Source records
___
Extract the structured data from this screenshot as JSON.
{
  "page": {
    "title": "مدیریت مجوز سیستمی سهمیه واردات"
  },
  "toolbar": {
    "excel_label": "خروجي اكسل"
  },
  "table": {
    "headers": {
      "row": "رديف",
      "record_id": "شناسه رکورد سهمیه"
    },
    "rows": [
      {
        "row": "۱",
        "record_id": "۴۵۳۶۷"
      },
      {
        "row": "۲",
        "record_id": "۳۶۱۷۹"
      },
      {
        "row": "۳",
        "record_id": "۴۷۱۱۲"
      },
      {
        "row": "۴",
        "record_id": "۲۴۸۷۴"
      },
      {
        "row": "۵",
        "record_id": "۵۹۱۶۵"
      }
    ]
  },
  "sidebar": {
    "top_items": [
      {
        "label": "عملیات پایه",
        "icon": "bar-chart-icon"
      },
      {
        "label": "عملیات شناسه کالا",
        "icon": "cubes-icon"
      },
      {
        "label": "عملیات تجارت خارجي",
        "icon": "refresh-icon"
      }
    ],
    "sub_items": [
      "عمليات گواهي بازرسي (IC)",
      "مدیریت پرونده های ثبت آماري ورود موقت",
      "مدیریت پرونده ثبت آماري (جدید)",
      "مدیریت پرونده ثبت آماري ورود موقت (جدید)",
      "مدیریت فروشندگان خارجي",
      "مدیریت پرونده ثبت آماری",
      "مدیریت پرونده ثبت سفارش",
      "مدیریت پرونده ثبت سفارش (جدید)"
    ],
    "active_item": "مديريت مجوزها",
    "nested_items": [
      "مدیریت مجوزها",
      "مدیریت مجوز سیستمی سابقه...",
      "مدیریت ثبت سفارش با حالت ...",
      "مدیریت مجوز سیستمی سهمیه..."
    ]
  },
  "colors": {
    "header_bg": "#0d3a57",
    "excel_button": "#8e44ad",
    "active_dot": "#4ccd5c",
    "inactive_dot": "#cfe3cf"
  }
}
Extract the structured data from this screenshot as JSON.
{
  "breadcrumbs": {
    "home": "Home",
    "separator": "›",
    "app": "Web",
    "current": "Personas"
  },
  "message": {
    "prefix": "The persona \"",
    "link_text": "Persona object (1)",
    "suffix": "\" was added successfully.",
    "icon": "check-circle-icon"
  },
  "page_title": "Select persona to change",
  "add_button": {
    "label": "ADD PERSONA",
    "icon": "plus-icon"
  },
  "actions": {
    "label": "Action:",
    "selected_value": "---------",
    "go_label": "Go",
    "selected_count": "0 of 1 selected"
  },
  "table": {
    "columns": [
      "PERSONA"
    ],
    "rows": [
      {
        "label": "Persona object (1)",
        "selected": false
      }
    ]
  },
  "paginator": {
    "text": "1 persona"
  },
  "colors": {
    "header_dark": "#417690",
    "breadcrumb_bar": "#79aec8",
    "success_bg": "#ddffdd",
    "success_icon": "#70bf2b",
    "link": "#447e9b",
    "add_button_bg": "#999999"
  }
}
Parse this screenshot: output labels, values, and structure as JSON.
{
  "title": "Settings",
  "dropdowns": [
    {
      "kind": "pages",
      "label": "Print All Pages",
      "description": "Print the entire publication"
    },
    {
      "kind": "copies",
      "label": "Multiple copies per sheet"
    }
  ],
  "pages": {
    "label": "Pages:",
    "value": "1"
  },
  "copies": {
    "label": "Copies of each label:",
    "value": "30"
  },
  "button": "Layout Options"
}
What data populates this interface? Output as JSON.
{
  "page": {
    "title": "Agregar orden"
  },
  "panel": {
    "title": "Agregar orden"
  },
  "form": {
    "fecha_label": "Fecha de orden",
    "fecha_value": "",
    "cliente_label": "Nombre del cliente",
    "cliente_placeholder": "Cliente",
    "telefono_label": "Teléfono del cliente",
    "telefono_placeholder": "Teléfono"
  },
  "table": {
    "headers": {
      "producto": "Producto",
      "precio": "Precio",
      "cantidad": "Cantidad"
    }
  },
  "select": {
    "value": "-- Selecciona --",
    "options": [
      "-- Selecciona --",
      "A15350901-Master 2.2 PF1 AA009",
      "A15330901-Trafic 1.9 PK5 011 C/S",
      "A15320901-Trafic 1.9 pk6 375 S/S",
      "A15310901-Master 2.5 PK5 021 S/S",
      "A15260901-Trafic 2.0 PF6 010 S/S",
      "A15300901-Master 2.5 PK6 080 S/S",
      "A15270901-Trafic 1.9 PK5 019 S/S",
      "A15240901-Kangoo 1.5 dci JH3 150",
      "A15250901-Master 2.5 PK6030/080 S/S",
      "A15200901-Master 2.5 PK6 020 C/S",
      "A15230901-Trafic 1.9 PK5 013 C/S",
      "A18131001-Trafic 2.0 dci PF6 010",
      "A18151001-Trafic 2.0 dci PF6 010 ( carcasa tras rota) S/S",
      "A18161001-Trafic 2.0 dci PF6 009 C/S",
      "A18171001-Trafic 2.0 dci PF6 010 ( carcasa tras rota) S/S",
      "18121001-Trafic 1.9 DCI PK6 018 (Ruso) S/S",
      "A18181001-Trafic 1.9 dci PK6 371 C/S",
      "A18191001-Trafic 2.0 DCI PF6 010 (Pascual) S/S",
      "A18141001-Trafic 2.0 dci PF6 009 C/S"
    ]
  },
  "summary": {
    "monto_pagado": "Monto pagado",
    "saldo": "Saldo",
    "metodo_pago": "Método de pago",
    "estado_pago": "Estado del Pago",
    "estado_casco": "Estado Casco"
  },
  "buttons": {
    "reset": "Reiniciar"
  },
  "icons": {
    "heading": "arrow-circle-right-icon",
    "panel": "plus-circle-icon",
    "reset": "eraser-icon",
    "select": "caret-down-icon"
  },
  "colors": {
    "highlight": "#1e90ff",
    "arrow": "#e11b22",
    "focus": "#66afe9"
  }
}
___
Aim of the task = All of the entries above must be quoted exactly.

Answer to this exercise =
Extract the structured data from this screenshot as JSON.
{
  "page": {
    "title": "مدیریت مجوز سیستمی سهمیه واردات"
  },
  "toolbar": {
    "excel_label": "خروجي اكسل"
  },
  "table": {
    "headers": {
      "row": "رديف",
      "record_id": "شناسه رکورد سهمیه"
    },
    "rows": [
      {
        "row": "۱",
        "record_id": "۴۵۳۶۷"
      },
      {
        "row": "۲",
        "record_id": "۳۶۱۷۹"
      },
      {
        "row": "۳",
        "record_id": "۴۷۱۱۲"
      },
      {
        "row": "۴",
        "record_id": "۲۴۸۷۴"
      },
      {
        "row": "۵",
        "record_id": "۵۹۱۶۵"
      }
    ]
  },
  "sidebar": {
    "top_items": [
      {
        "label": "عملیات پایه",
        "icon": "bar-chart-icon"
      },
      {
        "label": "عملیات شناسه کالا",
        "icon": "cubes-icon"
      },
      {
        "label": "عملیات تجارت خارجي",
        "icon": "refresh-icon"
      }
    ],
    "sub_items": [
      "عمليات گواهي بازرسي (IC)",
      "مدیریت پرونده های ثبت آماري ورود موقت",
      "مدیریت پرونده ثبت آماري (جدید)",
      "مدیریت پرونده ثبت آماري ورود موقت (جدید)",
      "مدیریت فروشندگان خارجي",
      "مدیریت پرونده ثبت آماری",
      "مدیریت پرونده ثبت سفارش",
      "مدیریت پرونده ثبت سفارش (جدید)"
    ],
    "active_item": "مديريت مجوزها",
    "nested_items": [
      "مدیریت مجوزها",
      "مدیریت مجوز سیستمی سابقه...",
      "مدیریت ثبت سفارش با حالت ...",
      "مدیریت مجوز سیستمی سهمیه..."
    ]
  },
  "colors": {
    "header_bg": "#0d3a57",
    "excel_button": "#8e44ad",
    "active_dot": "#4ccd5c",
    "inactive_dot": "#cfe3cf"
  }
}
Extract the structured data from this screenshot as JSON.
{
  "breadcrumbs": {
    "home": "Home",
    "separator": "›",
    "app": "Web",
    "current": "Personas"
  },
  "message": {
    "prefix": "The persona \"",
    "link_text": "Persona object (1)",
    "suffix": "\" was added successfully.",
    "icon": "check-circle-icon"
  },
  "page_title": "Select persona to change",
  "add_button": {
    "label": "ADD PERSONA",
    "icon": "plus-icon"
  },
  "actions": {
    "label": "Action:",
    "selected_value": "---------",
    "go_label": "Go",
    "selected_count": "0 of 1 selected"
  },
  "table": {
    "columns": [
      "PERSONA"
    ],
    "rows": [
      {
        "label": "Persona object (1)",
        "selected": false
      }
    ]
  },
  "paginator": {
    "text": "1 persona"
  },
  "colors": {
    "header_dark": "#417690",
    "breadcrumb_bar": "#79aec8",
    "success_bg": "#ddffdd",
    "success_icon": "#70bf2b",
    "link": "#447e9b",
    "add_button_bg": "#999999"
  }
}
Parse this screenshot: output labels, values, and structure as JSON.
{
  "title": "Settings",
  "dropdowns": [
    {
      "kind": "pages",
      "label": "Print All Pages",
      "description": "Print the entire publication"
    },
    {
      "kind": "copies",
      "label": "Multiple copies per sheet"
    }
  ],
  "pages": {
    "label": "Pages:",
    "value": "1"
  },
  "copies": {
    "label": "Copies of each label:",
    "value": "30"
  },
  "button": "Layout Options"
}
What data populates this interface? Output as JSON.
{
  "page": {
    "title": "Agregar orden"
  },
  "panel": {
    "title": "Agregar orden"
  },
  "form": {
    "fecha_label": "Fecha de orden",
    "fecha_value": "",
    "cliente_label": "Nombre del cliente",
    "cliente_placeholder": "Cliente",
    "telefono_label": "Teléfono del cliente",
    "telefono_placeholder": "Teléfono"
  },
  "table": {
    "headers": {
      "producto": "Producto",
      "precio": "Precio",
      "cantidad": "Cantidad"
    }
  },
  "select": {
    "value": "-- Selecciona --",
    "options": [
      "-- Selecciona --",
      "A15350901-Master 2.2 PF1 AA009",
      "A15330901-Trafic 1.9 PK5 011 C/S",
      "A15320901-Trafic 1.9 pk6 375 S/S",
      "A15310901-Master 2.5 PK5 021 S/S",
      "A15260901-Trafic 2.0 PF6 010 S/S",
      "A15300901-Master 2.5 PK6 080 S/S",
      "A15270901-Trafic 1.9 PK5 019 S/S",
      "A15240901-Kangoo 1.5 dci JH3 150",
      "A15250901-Master 2.5 PK6030/080 S/S",
      "A15200901-Master 2.5 PK6 020 C/S",
      "A15230901-Trafic 1.9 PK5 013 C/S",
      "A18131001-Trafic 2.0 dci PF6 010",
      "A18151001-Trafic 2.0 dci PF6 010 ( carcasa tras rota) S/S",
      "A18161001-Trafic 2.0 dci PF6 009 C/S",
      "A18171001-Trafic 2.0 dci PF6 010 ( carcasa tras rota) S/S",
      "18121001-Trafic 1.9 DCI PK6 018 (Ruso) S/S",
      "A18181001-Trafic 1.9 dci PK6 371 C/S",
      "A18191001-Trafic 2.0 DCI PF6 010 (Pascual) S/S",
      "A18141001-Trafic 2.0 dci PF6 009 C/S"
    ]
  },
  "summary": {
    "monto_pagado": "Monto pagado",
    "saldo": "Saldo",
    "metodo_pago": "Método de pago",
    "estado_pago": "Estado del Pago",
    "estado_casco": "Estado Casco"
  },
  "buttons": {
    "reset": "Reiniciar"
  },
  "icons": {
    "heading": "arrow-circle-right-icon",
    "panel": "plus-circle-icon",
    "reset": "eraser-icon",
    "select": "caret-down-icon"
  },
  "colors": {
    "highlight": "#1e90ff",
    "arrow": "#e11b22",
    "focus": "#66afe9"
  }
}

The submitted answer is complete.